Spot each line that carries the word "text"; copy those lines.

§ Data supplied
◇ ◇ ◇ ◇ ◇

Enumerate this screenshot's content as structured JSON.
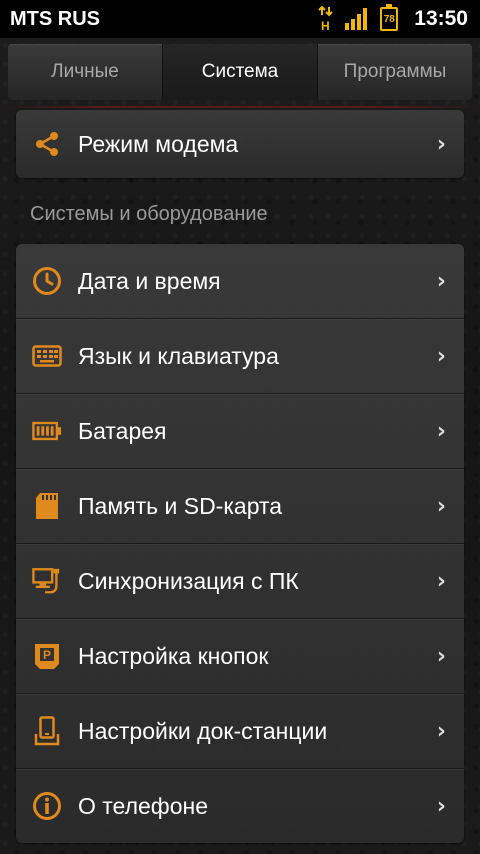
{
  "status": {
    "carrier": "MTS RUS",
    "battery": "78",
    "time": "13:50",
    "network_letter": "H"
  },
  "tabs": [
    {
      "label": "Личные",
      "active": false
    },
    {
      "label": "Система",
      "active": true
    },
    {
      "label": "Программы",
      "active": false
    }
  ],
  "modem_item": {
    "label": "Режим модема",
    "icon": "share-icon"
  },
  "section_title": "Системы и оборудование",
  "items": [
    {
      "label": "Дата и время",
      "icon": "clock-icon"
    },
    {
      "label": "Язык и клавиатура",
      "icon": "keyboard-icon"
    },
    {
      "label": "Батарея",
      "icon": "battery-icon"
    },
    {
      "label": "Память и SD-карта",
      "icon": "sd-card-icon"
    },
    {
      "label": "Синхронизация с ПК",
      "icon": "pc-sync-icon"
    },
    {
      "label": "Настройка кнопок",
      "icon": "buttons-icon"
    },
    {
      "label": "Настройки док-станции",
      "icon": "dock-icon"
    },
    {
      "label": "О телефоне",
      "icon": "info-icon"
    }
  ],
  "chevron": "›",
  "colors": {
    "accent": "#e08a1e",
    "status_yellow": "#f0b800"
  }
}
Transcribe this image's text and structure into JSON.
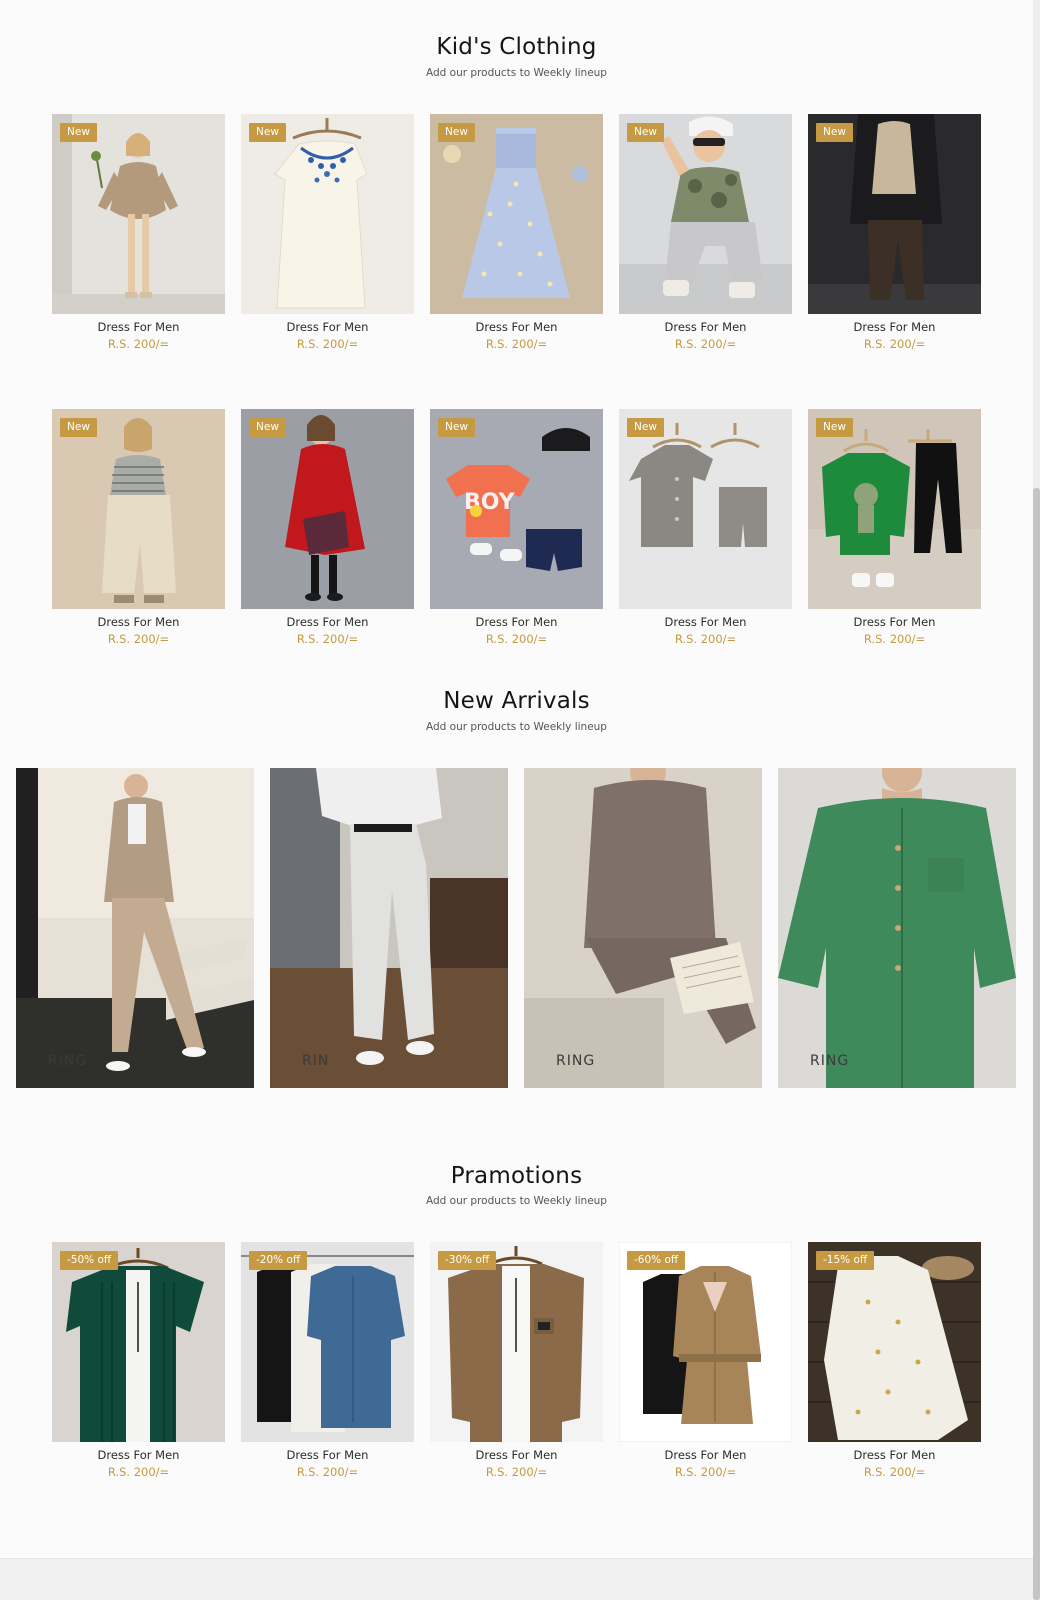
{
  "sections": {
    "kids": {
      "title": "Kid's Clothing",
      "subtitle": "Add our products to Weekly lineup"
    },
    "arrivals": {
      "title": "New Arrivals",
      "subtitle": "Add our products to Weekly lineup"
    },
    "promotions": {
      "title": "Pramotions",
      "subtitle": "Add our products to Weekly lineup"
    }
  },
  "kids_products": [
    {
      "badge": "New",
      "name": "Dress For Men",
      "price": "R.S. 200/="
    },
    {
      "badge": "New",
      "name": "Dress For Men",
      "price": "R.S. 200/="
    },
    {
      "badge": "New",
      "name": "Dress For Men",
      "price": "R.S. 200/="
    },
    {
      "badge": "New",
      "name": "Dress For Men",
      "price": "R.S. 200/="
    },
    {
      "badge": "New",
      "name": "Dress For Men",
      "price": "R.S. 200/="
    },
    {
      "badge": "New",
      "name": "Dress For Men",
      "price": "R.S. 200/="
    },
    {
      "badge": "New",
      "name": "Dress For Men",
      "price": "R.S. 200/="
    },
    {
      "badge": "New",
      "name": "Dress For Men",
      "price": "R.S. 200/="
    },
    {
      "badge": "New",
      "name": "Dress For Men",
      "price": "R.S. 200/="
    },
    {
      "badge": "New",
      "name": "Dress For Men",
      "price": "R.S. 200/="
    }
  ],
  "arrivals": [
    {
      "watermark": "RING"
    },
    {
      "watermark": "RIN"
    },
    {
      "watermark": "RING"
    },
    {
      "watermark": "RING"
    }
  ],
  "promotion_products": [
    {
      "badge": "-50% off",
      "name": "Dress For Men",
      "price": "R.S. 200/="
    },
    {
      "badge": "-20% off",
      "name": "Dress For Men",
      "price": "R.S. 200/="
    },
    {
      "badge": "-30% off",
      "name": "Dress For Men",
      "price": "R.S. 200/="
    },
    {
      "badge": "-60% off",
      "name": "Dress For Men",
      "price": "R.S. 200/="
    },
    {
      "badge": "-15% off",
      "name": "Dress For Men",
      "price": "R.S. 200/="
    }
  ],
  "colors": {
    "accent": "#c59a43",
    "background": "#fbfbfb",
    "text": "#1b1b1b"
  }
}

◇ ◇ ◇ ◇ ◇

§ Written answer
Transcribe this image's text and structure into JSON.
    "text": "#1b1b1b"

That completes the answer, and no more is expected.